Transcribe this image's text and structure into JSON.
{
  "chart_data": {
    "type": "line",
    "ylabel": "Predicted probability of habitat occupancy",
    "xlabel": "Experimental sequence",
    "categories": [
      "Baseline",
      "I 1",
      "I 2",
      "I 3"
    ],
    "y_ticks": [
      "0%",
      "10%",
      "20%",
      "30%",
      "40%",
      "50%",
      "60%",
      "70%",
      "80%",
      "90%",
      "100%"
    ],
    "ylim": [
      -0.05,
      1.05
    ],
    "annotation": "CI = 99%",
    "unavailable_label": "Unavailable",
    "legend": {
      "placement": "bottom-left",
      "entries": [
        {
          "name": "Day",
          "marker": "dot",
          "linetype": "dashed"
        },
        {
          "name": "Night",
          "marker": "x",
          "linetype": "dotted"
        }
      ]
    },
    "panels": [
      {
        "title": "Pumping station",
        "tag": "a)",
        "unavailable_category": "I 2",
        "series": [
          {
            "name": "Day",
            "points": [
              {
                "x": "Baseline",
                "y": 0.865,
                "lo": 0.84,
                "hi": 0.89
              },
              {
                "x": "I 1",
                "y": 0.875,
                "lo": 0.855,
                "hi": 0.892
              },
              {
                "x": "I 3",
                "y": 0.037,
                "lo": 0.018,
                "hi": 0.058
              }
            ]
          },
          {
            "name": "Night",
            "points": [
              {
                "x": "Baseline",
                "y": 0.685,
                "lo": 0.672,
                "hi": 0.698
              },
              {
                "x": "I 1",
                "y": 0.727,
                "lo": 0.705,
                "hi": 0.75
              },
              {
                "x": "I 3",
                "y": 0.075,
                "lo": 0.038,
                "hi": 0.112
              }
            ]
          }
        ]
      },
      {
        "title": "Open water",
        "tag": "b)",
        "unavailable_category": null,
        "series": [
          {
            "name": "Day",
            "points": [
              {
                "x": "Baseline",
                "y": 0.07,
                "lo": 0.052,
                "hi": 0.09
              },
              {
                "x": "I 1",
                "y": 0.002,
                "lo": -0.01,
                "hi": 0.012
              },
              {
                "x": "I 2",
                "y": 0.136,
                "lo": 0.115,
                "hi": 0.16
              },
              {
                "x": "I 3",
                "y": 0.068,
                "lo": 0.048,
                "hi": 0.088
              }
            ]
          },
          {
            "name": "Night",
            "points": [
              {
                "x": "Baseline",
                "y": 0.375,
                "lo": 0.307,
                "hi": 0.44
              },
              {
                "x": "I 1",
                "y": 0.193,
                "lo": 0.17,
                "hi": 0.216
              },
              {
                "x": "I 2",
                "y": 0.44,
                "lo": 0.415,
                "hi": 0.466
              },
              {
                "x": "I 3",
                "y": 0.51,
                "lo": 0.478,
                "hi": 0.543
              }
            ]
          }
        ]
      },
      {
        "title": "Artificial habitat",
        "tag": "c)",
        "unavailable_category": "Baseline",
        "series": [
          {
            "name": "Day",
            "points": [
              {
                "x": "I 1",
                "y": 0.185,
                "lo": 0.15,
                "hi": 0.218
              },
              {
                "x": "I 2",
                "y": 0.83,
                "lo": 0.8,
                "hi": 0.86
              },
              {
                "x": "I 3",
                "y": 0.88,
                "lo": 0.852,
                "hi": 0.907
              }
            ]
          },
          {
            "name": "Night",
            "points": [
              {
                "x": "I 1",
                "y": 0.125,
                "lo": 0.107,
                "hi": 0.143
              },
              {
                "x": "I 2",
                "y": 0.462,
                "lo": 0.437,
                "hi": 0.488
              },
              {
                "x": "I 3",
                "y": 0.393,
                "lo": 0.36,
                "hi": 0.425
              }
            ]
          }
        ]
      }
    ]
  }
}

• **Exercise requirements**
Copy each line of the listing that includes "habitat".

• **Response to the task**
    "ylabel": "Predicted probability of habitat occupancy",
        "title": "Artificial habitat",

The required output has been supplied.